The problem:
Return each entry exactly, with none missing.

Given information:
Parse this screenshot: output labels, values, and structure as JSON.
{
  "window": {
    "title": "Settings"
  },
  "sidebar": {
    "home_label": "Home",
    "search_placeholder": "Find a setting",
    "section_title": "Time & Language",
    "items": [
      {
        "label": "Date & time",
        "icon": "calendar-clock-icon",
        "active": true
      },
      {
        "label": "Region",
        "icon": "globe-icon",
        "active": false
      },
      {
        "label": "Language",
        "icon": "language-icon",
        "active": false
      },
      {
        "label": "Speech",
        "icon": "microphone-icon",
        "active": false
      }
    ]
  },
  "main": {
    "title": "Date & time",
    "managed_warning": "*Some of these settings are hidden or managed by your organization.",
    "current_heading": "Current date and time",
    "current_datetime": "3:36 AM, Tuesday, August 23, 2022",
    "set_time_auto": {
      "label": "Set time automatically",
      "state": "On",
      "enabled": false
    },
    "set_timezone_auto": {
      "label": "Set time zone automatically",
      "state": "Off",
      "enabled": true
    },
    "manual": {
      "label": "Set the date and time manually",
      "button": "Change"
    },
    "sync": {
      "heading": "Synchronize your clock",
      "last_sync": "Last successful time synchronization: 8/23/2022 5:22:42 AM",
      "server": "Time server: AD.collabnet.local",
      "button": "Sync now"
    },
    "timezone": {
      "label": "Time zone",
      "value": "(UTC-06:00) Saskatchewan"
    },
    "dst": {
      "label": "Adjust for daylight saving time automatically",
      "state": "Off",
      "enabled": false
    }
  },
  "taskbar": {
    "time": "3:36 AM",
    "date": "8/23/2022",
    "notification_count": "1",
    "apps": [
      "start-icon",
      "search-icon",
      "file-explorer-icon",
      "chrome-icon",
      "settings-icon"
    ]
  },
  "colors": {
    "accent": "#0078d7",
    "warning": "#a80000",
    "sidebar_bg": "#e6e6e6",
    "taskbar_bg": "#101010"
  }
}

Task solution:
Parse this screenshot: output labels, values, and structure as JSON.
{
  "window": {
    "title": "Settings"
  },
  "sidebar": {
    "home_label": "Home",
    "search_placeholder": "Find a setting",
    "section_title": "Time & Language",
    "items": [
      {
        "label": "Date & time",
        "icon": "calendar-clock-icon",
        "active": true
      },
      {
        "label": "Region",
        "icon": "globe-icon",
        "active": false
      },
      {
        "label": "Language",
        "icon": "language-icon",
        "active": false
      },
      {
        "label": "Speech",
        "icon": "microphone-icon",
        "active": false
      }
    ]
  },
  "main": {
    "title": "Date & time",
    "managed_warning": "*Some of these settings are hidden or managed by your organization.",
    "current_heading": "Current date and time",
    "current_datetime": "3:36 AM, Tuesday, August 23, 2022",
    "set_time_auto": {
      "label": "Set time automatically",
      "state": "On",
      "enabled": false
    },
    "set_timezone_auto": {
      "label": "Set time zone automatically",
      "state": "Off",
      "enabled": true
    },
    "manual": {
      "label": "Set the date and time manually",
      "button": "Change"
    },
    "sync": {
      "heading": "Synchronize your clock",
      "last_sync": "Last successful time synchronization: 8/23/2022 5:22:42 AM",
      "server": "Time server: AD.collabnet.local",
      "button": "Sync now"
    },
    "timezone": {
      "label": "Time zone",
      "value": "(UTC-06:00) Saskatchewan"
    },
    "dst": {
      "label": "Adjust for daylight saving time automatically",
      "state": "Off",
      "enabled": false
    }
  },
  "taskbar": {
    "time": "3:36 AM",
    "date": "8/23/2022",
    "notification_count": "1",
    "apps": [
      "start-icon",
      "search-icon",
      "file-explorer-icon",
      "chrome-icon",
      "settings-icon"
    ]
  },
  "colors": {
    "accent": "#0078d7",
    "warning": "#a80000",
    "sidebar_bg": "#e6e6e6",
    "taskbar_bg": "#101010"
  }
}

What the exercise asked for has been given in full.